In the records below, find each line containing the word "Расчетная" and copy it.

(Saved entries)
BEGIN

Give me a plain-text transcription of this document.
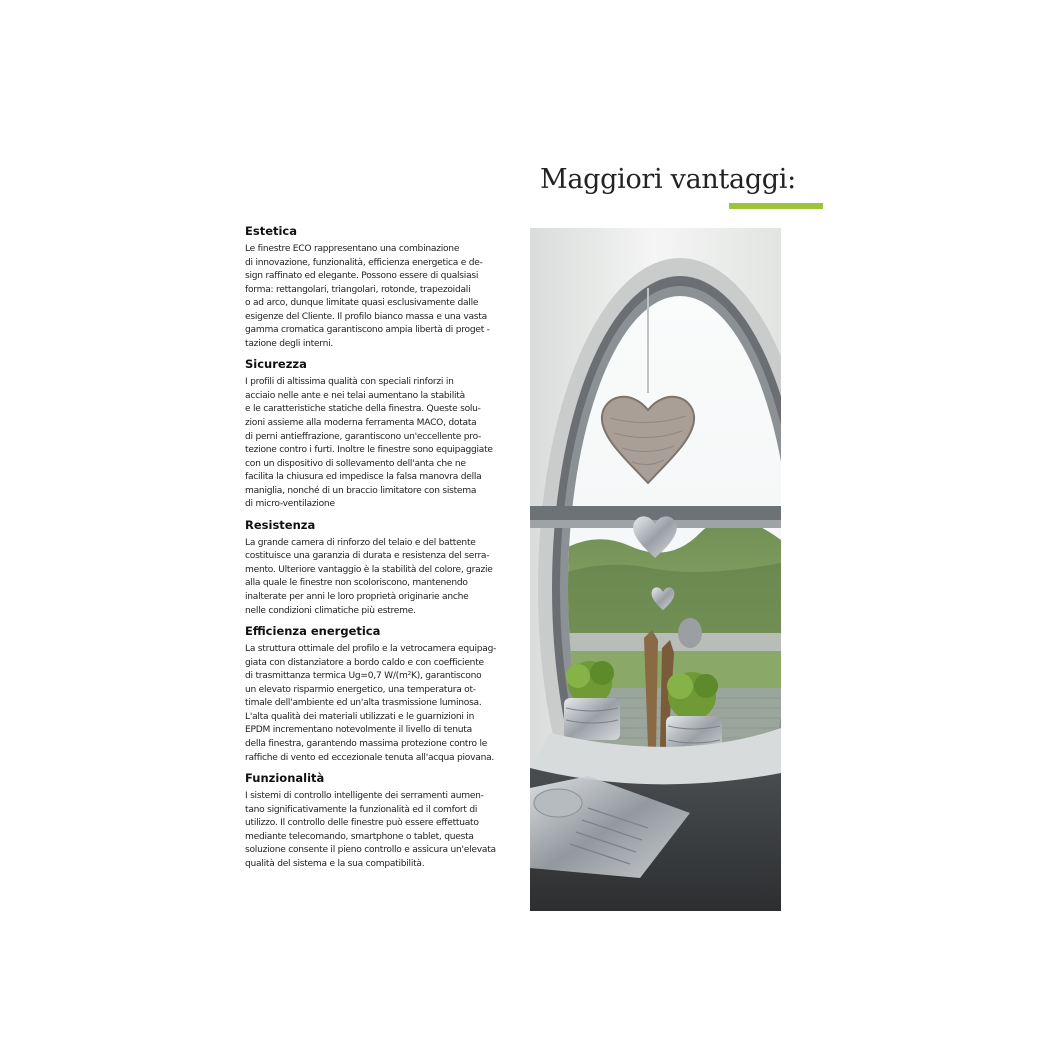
Maggiori vantaggi:
Estetica

Le finestre ECO rappresentano una combinazione
di innovazione, funzionalità, efficienza energetica e de-
sign raffinato ed elegante. Possono essere di qualsiasi
forma: rettangolari, triangolari, rotonde, trapezoidali
o ad arco, dunque limitate quasi esclusivamente dalle
esigenze del Cliente. Il profilo bianco massa e una vasta
gamma cromatica garantiscono ampia libertà di proget -
tazione degli interni.

Sicurezza

I profili di altissima qualità con speciali rinforzi in
acciaio nelle ante e nei telai aumentano la stabilità
e le caratteristiche statiche della finestra. Queste solu-
zioni assieme alla moderna ferramenta MACO, dotata
di perni antieffrazione, garantiscono un'eccellente pro-
tezione contro i furti. Inoltre le finestre sono equipaggiate
con un dispositivo di sollevamento dell'anta che ne
facilita la chiusura ed impedisce la falsa manovra della
maniglia, nonché di un braccio limitatore con sistema
di micro-ventilazione

Resistenza

La grande camera di rinforzo del telaio e del battente
costituisce una garanzia di durata e resistenza del serra-
mento. Ulteriore vantaggio è la stabilità del colore, grazie
alla quale le finestre non scoloriscono, mantenendo
inalterate per anni le loro proprietà originarie anche
nelle condizioni climatiche più estreme.

Efficienza energetica

La struttura ottimale del profilo e la vetrocamera equipag-
giata con distanziatore a bordo caldo e con coefficiente
di trasmittanza termica Ug=0,7 W/(m²K), garantiscono
un elevato risparmio energetico, una temperatura ot-
timale dell'ambiente ed un'alta trasmissione luminosa.
L'alta qualità dei materiali utilizzati e le guarnizioni in
EPDM incrementano notevolmente il livello di tenuta
della finestra, garantendo massima protezione contro le
raffiche di vento ed eccezionale tenuta all'acqua piovana.

Funzionalità

I sistemi di controllo intelligente dei serramenti aumen-
tano significativamente la funzionalità ed il comfort di
utilizzo. Il controllo delle finestre può essere effettuato
mediante telecomando, smartphone o tablet, questa
soluzione consente il pieno controllo e assicura un'elevata
qualità del sistema e la sua compatibilità.
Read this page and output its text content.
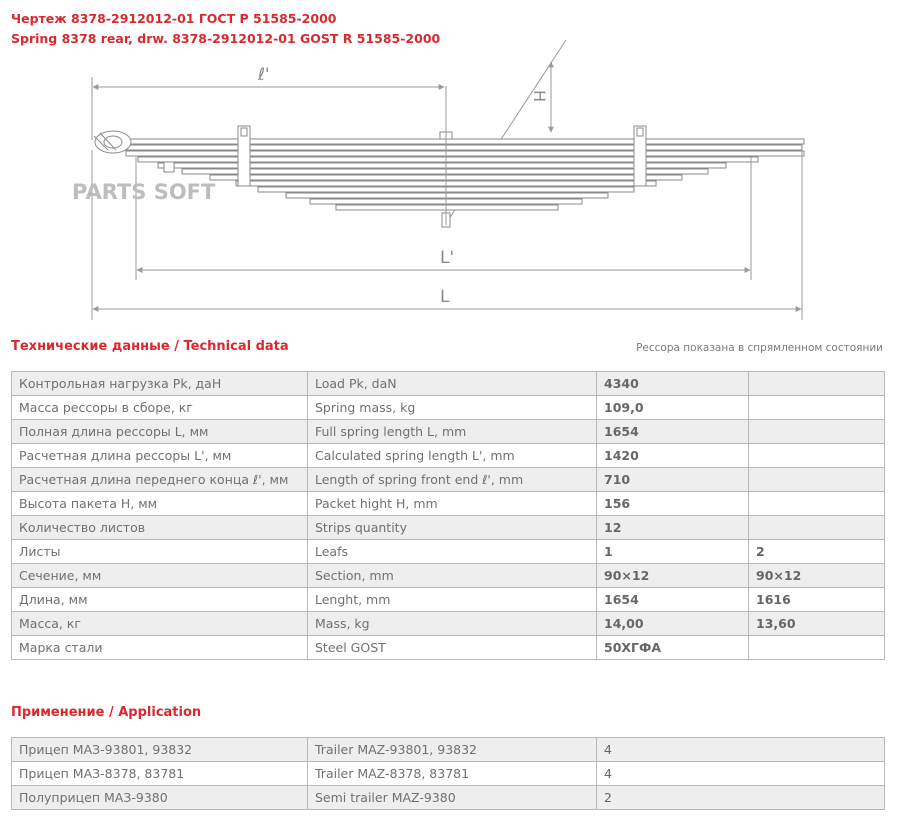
Чертеж 8378-2912012-01 ГОСТ Р 51585-2000
Spring 8378 rear, drw. 8378-2912012-01 GOST R 51585-2000
H
ℓ'
L'
L
PARTS SOFT
Технические данные / Technical data	Рессора показана в спрямленном состоянии
Контрольная нагрузка Pk, даН	Load Pk, daN	4340	
Масса рессоры в сборе, кг	Spring mass, kg	109,0	
Полная длина рессоры L, мм	Full spring length L, mm	1654	
Расчетная длина рессоры L', мм	Calculated spring length L', mm	1420	
Расчетная длина переднего конца ℓ', мм	Length of spring front end ℓ', mm	710	
Высота пакета H, мм	Packet hight H, mm	156	
Количество листов	Strips quantity	12	
Листы	Leafs	1	2
Сечение, мм	Section, mm	90×12	90×12
Длина, мм	Lenght, mm	1654	1616
Масса, кг	Mass, kg	14,00	13,60
Марка стали	Steel GOST	50ХГФА	
Применение / Application
Прицеп МАЗ-93801, 93832	Trailer MAZ-93801, 93832	4
Прицеп МАЗ-8378, 83781	Trailer MAZ-8378, 83781	4
Полуприцеп МАЗ-9380	Semi trailer MAZ-9380	2
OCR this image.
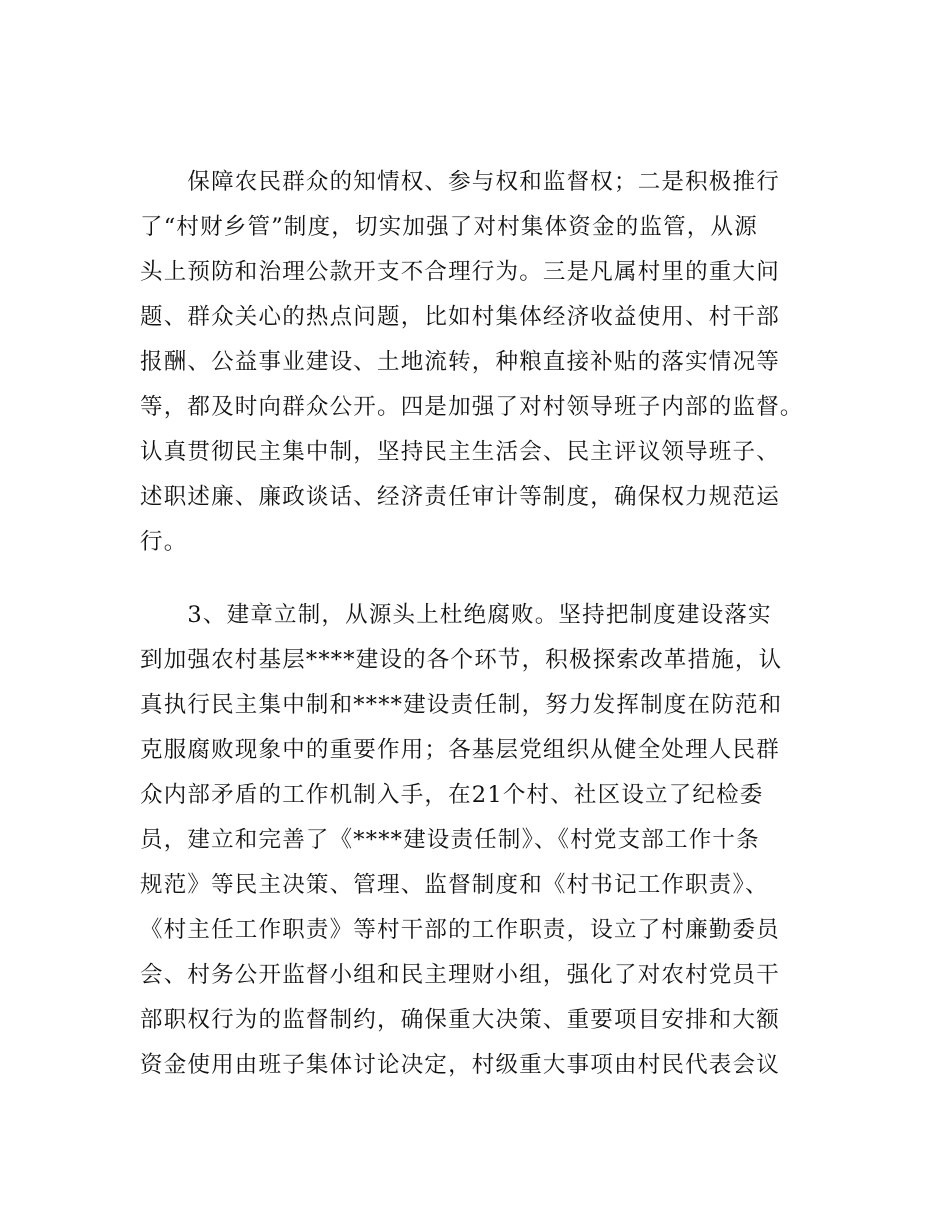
　　保障农民群众的知情权、参与权和监督权；二是积极推行
了“村财乡管”制度，切实加强了对村集体资金的监管，从源
头上预防和治理公款开支不合理行为。三是凡属村里的重大问
题、群众关心的热点问题，比如村集体经济收益使用、村干部
报酬、公益事业建设、土地流转，种粮直接补贴的落实情况等
等，都及时向群众公开。四是加强了对村领导班子内部的监督。
认真贯彻民主集中制，坚持民主生活会、民主评议领导班子、
述职述廉、廉政谈话、经济责任审计等制度，确保权力规范运
行。
　　3、建章立制，从源头上杜绝腐败。坚持把制度建设落实
到加强农村基层****建设的各个环节，积极探索改革措施，认
真执行民主集中制和****建设责任制，努力发挥制度在防范和
克服腐败现象中的重要作用；各基层党组织从健全处理人民群
众内部矛盾的工作机制入手，在21个村、社区设立了纪检委
员，建立和完善了《****建设责任制》、《村党支部工作十条
规范》等民主决策、管理、监督制度和《村书记工作职责》、
《村主任工作职责》等村干部的工作职责，设立了村廉勤委员
会、村务公开监督小组和民主理财小组，强化了对农村党员干
部职权行为的监督制约，确保重大决策、重要项目安排和大额
资金使用由班子集体讨论决定，村级重大事项由村民代表会议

END

:: ANSWER TO THIS TASK ::
Расчетная длина рессоры L', мм	Calculated spring length L', mm	1420	
Расчетная длина переднего конца ℓ', мм	Length of spring front end ℓ', mm	710	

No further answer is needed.